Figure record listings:

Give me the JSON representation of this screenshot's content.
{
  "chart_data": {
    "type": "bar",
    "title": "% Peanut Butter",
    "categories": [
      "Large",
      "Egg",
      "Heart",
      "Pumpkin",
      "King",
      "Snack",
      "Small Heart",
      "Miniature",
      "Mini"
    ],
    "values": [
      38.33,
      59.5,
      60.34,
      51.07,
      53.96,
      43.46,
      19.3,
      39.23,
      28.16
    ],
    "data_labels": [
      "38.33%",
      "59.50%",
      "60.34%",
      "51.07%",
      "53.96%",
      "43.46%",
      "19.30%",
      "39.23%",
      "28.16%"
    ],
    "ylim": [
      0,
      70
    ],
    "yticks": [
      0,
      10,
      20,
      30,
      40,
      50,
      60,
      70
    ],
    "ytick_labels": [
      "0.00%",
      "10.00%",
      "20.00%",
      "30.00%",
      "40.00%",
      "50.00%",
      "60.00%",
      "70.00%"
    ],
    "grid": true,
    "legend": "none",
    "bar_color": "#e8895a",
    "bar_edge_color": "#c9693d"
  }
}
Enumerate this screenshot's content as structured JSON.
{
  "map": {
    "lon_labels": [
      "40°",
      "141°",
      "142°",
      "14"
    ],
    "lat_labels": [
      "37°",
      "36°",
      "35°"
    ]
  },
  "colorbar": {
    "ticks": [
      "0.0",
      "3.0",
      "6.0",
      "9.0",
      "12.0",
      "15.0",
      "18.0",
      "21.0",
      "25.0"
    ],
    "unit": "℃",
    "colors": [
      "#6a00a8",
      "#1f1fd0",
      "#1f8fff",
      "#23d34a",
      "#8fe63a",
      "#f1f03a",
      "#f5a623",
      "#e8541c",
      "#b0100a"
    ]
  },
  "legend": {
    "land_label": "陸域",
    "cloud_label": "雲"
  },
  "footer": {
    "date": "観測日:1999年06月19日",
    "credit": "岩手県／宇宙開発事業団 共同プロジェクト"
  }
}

SHORT TASK → Write out all the lines again, exactly as they are.

RESPONSE TO THIS EXERCISE →
Give me the JSON representation of this screenshot's content.
{
  "chart_data": {
    "type": "bar",
    "title": "% Peanut Butter",
    "categories": [
      "Large",
      "Egg",
      "Heart",
      "Pumpkin",
      "King",
      "Snack",
      "Small Heart",
      "Miniature",
      "Mini"
    ],
    "values": [
      38.33,
      59.5,
      60.34,
      51.07,
      53.96,
      43.46,
      19.3,
      39.23,
      28.16
    ],
    "data_labels": [
      "38.33%",
      "59.50%",
      "60.34%",
      "51.07%",
      "53.96%",
      "43.46%",
      "19.30%",
      "39.23%",
      "28.16%"
    ],
    "ylim": [
      0,
      70
    ],
    "yticks": [
      0,
      10,
      20,
      30,
      40,
      50,
      60,
      70
    ],
    "ytick_labels": [
      "0.00%",
      "10.00%",
      "20.00%",
      "30.00%",
      "40.00%",
      "50.00%",
      "60.00%",
      "70.00%"
    ],
    "grid": true,
    "legend": "none",
    "bar_color": "#e8895a",
    "bar_edge_color": "#c9693d"
  }
}
Enumerate this screenshot's content as structured JSON.
{
  "map": {
    "lon_labels": [
      "40°",
      "141°",
      "142°",
      "14"
    ],
    "lat_labels": [
      "37°",
      "36°",
      "35°"
    ]
  },
  "colorbar": {
    "ticks": [
      "0.0",
      "3.0",
      "6.0",
      "9.0",
      "12.0",
      "15.0",
      "18.0",
      "21.0",
      "25.0"
    ],
    "unit": "℃",
    "colors": [
      "#6a00a8",
      "#1f1fd0",
      "#1f8fff",
      "#23d34a",
      "#8fe63a",
      "#f1f03a",
      "#f5a623",
      "#e8541c",
      "#b0100a"
    ]
  },
  "legend": {
    "land_label": "陸域",
    "cloud_label": "雲"
  },
  "footer": {
    "date": "観測日:1999年06月19日",
    "credit": "岩手県／宇宙開発事業団 共同プロジェクト"
  }
}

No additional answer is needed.